Select lines where the word "Users" appears.

━━━━━━━━━━━━━━━━━━━━━━━━━━━━━━

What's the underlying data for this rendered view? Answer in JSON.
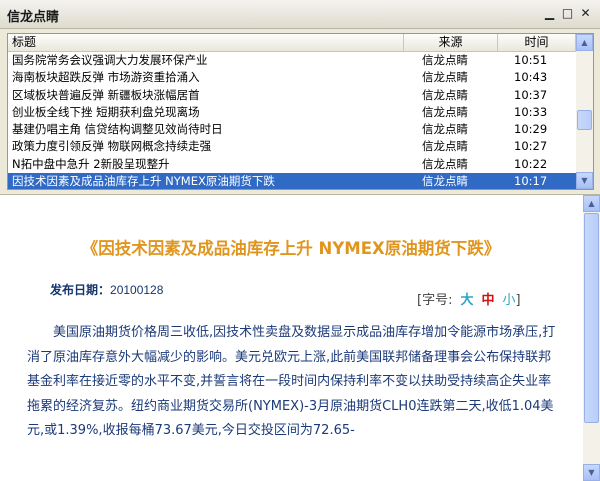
{
  "window": {
    "title": "信龙点睛",
    "minimize": "▁",
    "maximize": "□",
    "close": "✕"
  },
  "list": {
    "columns": {
      "title": "标题",
      "source": "来源",
      "time": "时间"
    },
    "rows": [
      {
        "title": "国务院常务会议强调大力发展环保产业",
        "source": "信龙点睛",
        "time": "10:51"
      },
      {
        "title": "海南板块超跌反弹  市场游资重拾涌入",
        "source": "信龙点睛",
        "time": "10:43"
      },
      {
        "title": "区域板块普遍反弹  新疆板块涨幅居首",
        "source": "信龙点睛",
        "time": "10:37"
      },
      {
        "title": "创业板全线下挫  短期获利盘兑现离场",
        "source": "信龙点睛",
        "time": "10:33"
      },
      {
        "title": "基建仍唱主角 信贷结构调整见效尚待时日",
        "source": "信龙点睛",
        "time": "10:29"
      },
      {
        "title": "政策力度引领反弹  物联网概念持续走强",
        "source": "信龙点睛",
        "time": "10:27"
      },
      {
        "title": "N拓中盘中急升  2新股呈现整升",
        "source": "信龙点睛",
        "time": "10:22"
      },
      {
        "title": "因技术因素及成品油库存上升  NYMEX原油期货下跌",
        "source": "信龙点睛",
        "time": "10:17"
      }
    ],
    "selected_index": 7
  },
  "article": {
    "title": "《因技术因素及成品油库存上升 NYMEX原油期货下跌》",
    "publish_label": "发布日期：",
    "publish_date": "20100128",
    "font_size_label": "[字号:",
    "font_big": "大",
    "font_mid": "中",
    "font_small": "小",
    "font_close": "]",
    "body": "美国原油期货价格周三收低,因技术性卖盘及数据显示成品油库存增加令能源市场承压,打消了原油库存意外大幅减少的影响。美元兑欧元上涨,此前美国联邦储备理事会公布保持联邦基金利率在接近零的水平不变,并誓言将在一段时间内保持利率不变以扶助受持续高企失业率拖累的经济复苏。纽约商业期货交易所(NYMEX)-3月原油期货CLH0连跌第二天,收低1.04美元,或1.39%,收报每桶73.67美元,今日交投区间为72.65-"
  },
  "colors": {
    "selected_row": "#316ac5",
    "article_title": "#e0961e",
    "article_text": "#1b3a78"
  }
}
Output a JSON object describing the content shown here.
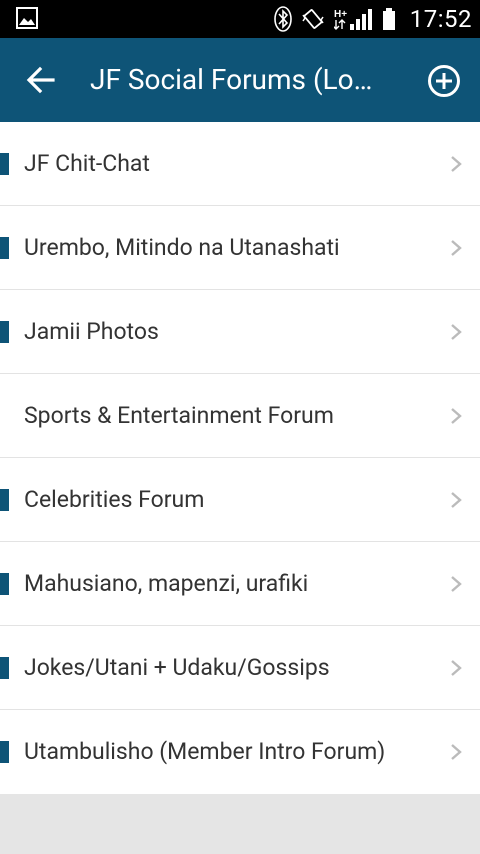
{
  "status_bar": {
    "time": "17:52",
    "icons": [
      "gallery-icon",
      "bluetooth-icon",
      "vibrate-icon",
      "signal-hplus-icon",
      "battery-icon"
    ]
  },
  "toolbar": {
    "title": "JF Social Forums (Lo…",
    "back_icon": "arrow-left-icon",
    "add_icon": "add-circle-icon"
  },
  "forums": [
    {
      "label": "JF Chit-Chat",
      "marker": true
    },
    {
      "label": "Urembo, Mitindo na Utanashati",
      "marker": true
    },
    {
      "label": "Jamii Photos",
      "marker": true
    },
    {
      "label": "Sports & Entertainment Forum",
      "marker": false
    },
    {
      "label": "Celebrities Forum",
      "marker": true
    },
    {
      "label": "Mahusiano, mapenzi, urafiki",
      "marker": true
    },
    {
      "label": "Jokes/Utani + Udaku/Gossips",
      "marker": true
    },
    {
      "label": "Utambulisho (Member Intro Forum)",
      "marker": true
    }
  ],
  "colors": {
    "accent": "#0e5477",
    "status_bar": "#000000",
    "background": "#e5e5e5"
  }
}
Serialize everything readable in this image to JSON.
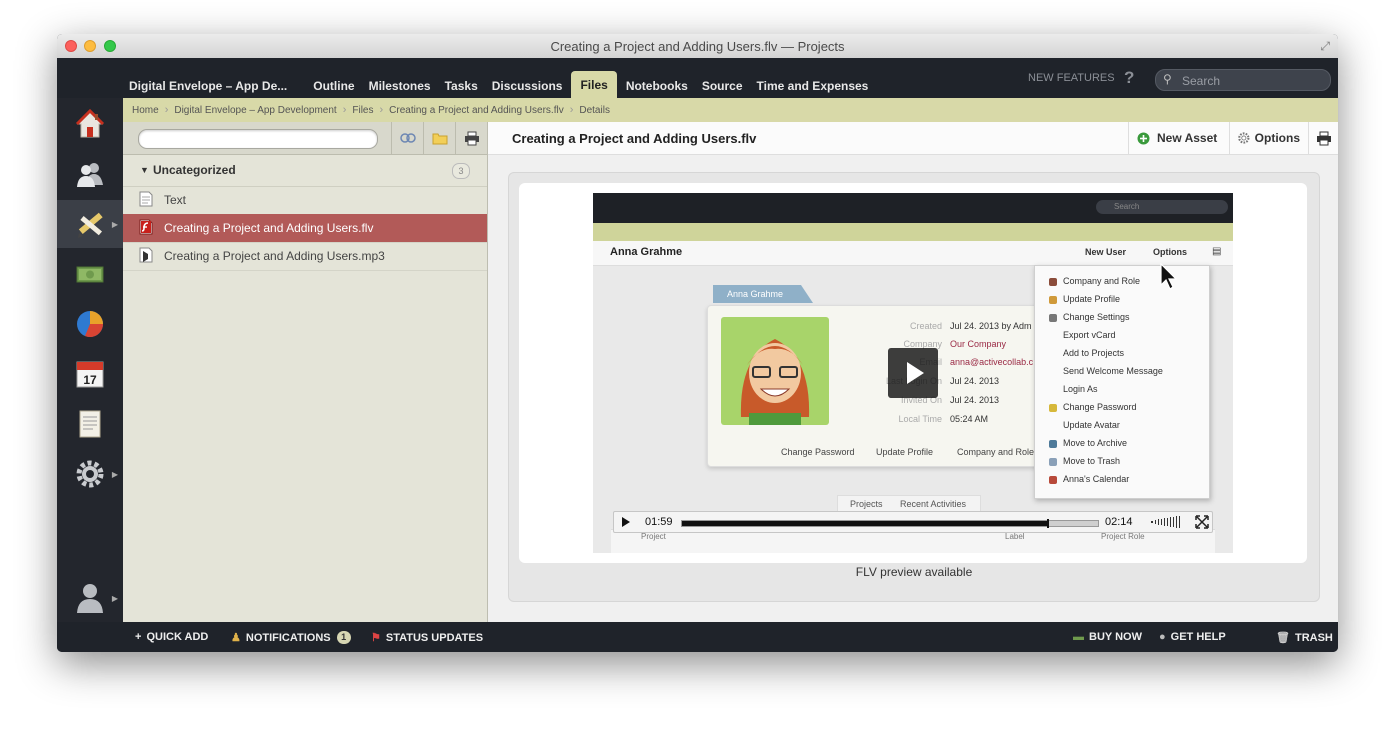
{
  "window": {
    "title": "Creating a Project and Adding Users.flv — Projects"
  },
  "topnav": {
    "tabs": [
      {
        "label": "Digital Envelope – App De..."
      },
      {
        "label": "Outline"
      },
      {
        "label": "Milestones"
      },
      {
        "label": "Tasks"
      },
      {
        "label": "Discussions"
      },
      {
        "label": "Files"
      },
      {
        "label": "Notebooks"
      },
      {
        "label": "Source"
      },
      {
        "label": "Time and Expenses"
      }
    ],
    "active_tab": "Files",
    "new_features": "NEW FEATURES",
    "help": "?",
    "search_placeholder": "Search"
  },
  "leftnav": {
    "items": [
      {
        "icon": "home-icon"
      },
      {
        "icon": "people-icon"
      },
      {
        "icon": "pencil-ruler-icon",
        "active": true
      },
      {
        "icon": "money-icon"
      },
      {
        "icon": "pie-chart-icon"
      },
      {
        "icon": "calendar-icon",
        "label": "17"
      },
      {
        "icon": "document-icon"
      },
      {
        "icon": "settings-gear-icon"
      },
      {
        "icon": "user-profile-icon"
      }
    ]
  },
  "breadcrumb": [
    "Home",
    "Digital Envelope – App Development",
    "Files",
    "Creating a Project and Adding Users.flv",
    "Details"
  ],
  "sidebar": {
    "group_name": "Uncategorized",
    "group_count": "3",
    "files": [
      {
        "name": "Text",
        "icon": "text-file-icon"
      },
      {
        "name": "Creating a Project and Adding Users.flv",
        "icon": "flash-video-icon",
        "selected": true
      },
      {
        "name": "Creating a Project and Adding Users.mp3",
        "icon": "audio-file-icon"
      }
    ]
  },
  "main": {
    "title": "Creating a Project and Adding Users.flv",
    "new_asset": "New Asset",
    "options": "Options",
    "caption": "FLV preview available"
  },
  "video": {
    "current_time": "01:59",
    "duration": "02:14",
    "progress": 0.88,
    "frame": {
      "search": "Search",
      "user_name": "Anna Grahme",
      "new_user": "New User",
      "options": "Options",
      "card_tab": "Anna Grahme",
      "details": [
        {
          "label": "Created",
          "value": "Jul 24. 2013 by Adm"
        },
        {
          "label": "Company",
          "value": "Our Company"
        },
        {
          "label": "Email",
          "value": "anna@activecollab.c"
        },
        {
          "label": "Last Login On",
          "value": "Jul 24. 2013"
        },
        {
          "label": "Invited On",
          "value": "Jul 24. 2013"
        },
        {
          "label": "Local Time",
          "value": "05:24 AM"
        }
      ],
      "card_links": [
        "Change Password",
        "Update Profile",
        "Company and Role"
      ],
      "menu": [
        "Company and Role",
        "Update Profile",
        "Change Settings",
        "Export vCard",
        "Add to Projects",
        "Send Welcome Message",
        "Login As",
        "Change Password",
        "Update Avatar",
        "Move to Archive",
        "Move to Trash",
        "Anna's Calendar"
      ],
      "subtabs": [
        "Projects",
        "Recent Activities"
      ],
      "table_headers": [
        "Project",
        "Label",
        "Project Role"
      ]
    }
  },
  "bottombar": {
    "quick_add": "QUICK ADD",
    "notifications": "NOTIFICATIONS",
    "notifications_count": "1",
    "status_updates": "STATUS UPDATES",
    "buy_now": "BUY NOW",
    "get_help": "GET HELP",
    "trash": "TRASH"
  }
}
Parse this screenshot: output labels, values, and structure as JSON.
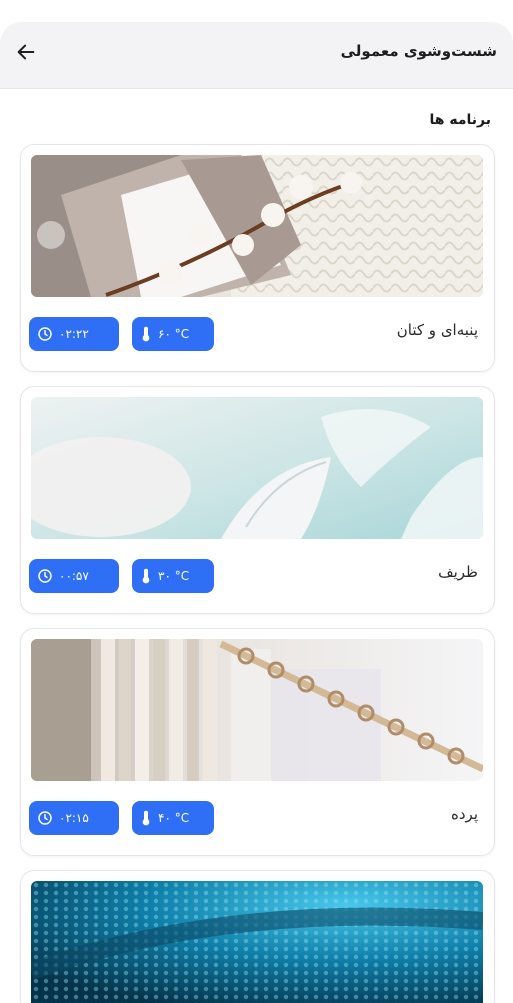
{
  "header": {
    "title": "شست‌وشوی معمولی"
  },
  "section": {
    "title": "برنامه ها"
  },
  "programs": [
    {
      "name": "پنبه‌ای و کتان",
      "duration": "۰۲:۲۲",
      "temperature": "۶۰ °C"
    },
    {
      "name": "ظریف",
      "duration": "۰۰:۵۷",
      "temperature": "۳۰ °C"
    },
    {
      "name": "پرده",
      "duration": "۰۲:۱۵",
      "temperature": "۴۰ °C"
    },
    {
      "name": "",
      "duration": "",
      "temperature": ""
    }
  ],
  "colors": {
    "accent": "#2f6ff5",
    "header_bg": "#f3f3f5"
  },
  "icons": {
    "back": "arrow-left-icon",
    "clock": "clock-icon",
    "thermometer": "thermometer-icon"
  }
}
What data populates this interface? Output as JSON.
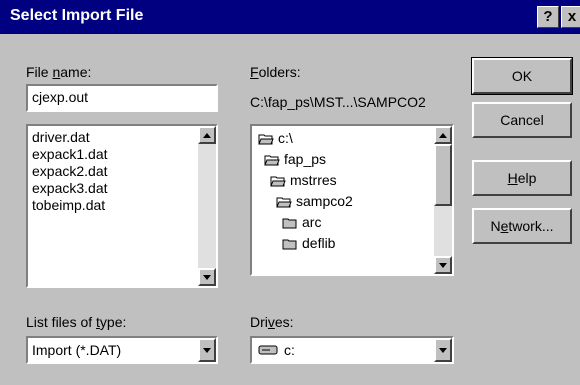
{
  "window": {
    "title": "Select Import File",
    "help_glyph": "?",
    "close_glyph": "x"
  },
  "file_name": {
    "label_pre": "File ",
    "label_key": "n",
    "label_post": "ame:",
    "value": "cjexp.out",
    "files": [
      "driver.dat",
      "expack1.dat",
      "expack2.dat",
      "expack3.dat",
      "tobeimp.dat"
    ]
  },
  "folders": {
    "label_key": "F",
    "label_post": "olders:",
    "path": "C:\\fap_ps\\MST...\\SAMPCO2",
    "items": [
      {
        "name": "c:\\",
        "open": true
      },
      {
        "name": "fap_ps",
        "open": true
      },
      {
        "name": "mstrres",
        "open": true
      },
      {
        "name": "sampco2",
        "open": true
      },
      {
        "name": "arc",
        "open": false
      },
      {
        "name": "deflib",
        "open": false
      }
    ]
  },
  "buttons": {
    "ok": "OK",
    "cancel": "Cancel",
    "help_key": "H",
    "help_post": "elp",
    "network_pre": "N",
    "network_key": "e",
    "network_post": "twork..."
  },
  "file_type": {
    "label_pre": "List files of ",
    "label_key": "t",
    "label_post": "ype:",
    "value": "Import (*.DAT)"
  },
  "drives": {
    "label_pre": "Dri",
    "label_key": "v",
    "label_post": "es:",
    "value": "c:"
  }
}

━━━━━━━━━━━━━━━━━━━━━━━━━━━━━━

▶ [Result for this exercise]
    "title": "Creating a Project and Adding Users.flv — Projects"
    "Creating a Project and Adding Users.flv",
        "name": "Creating a Project and Adding Users.flv",
        "name": "Creating a Project and Adding Users.mp3",
    "title": "Creating a Project and Adding Users.flv",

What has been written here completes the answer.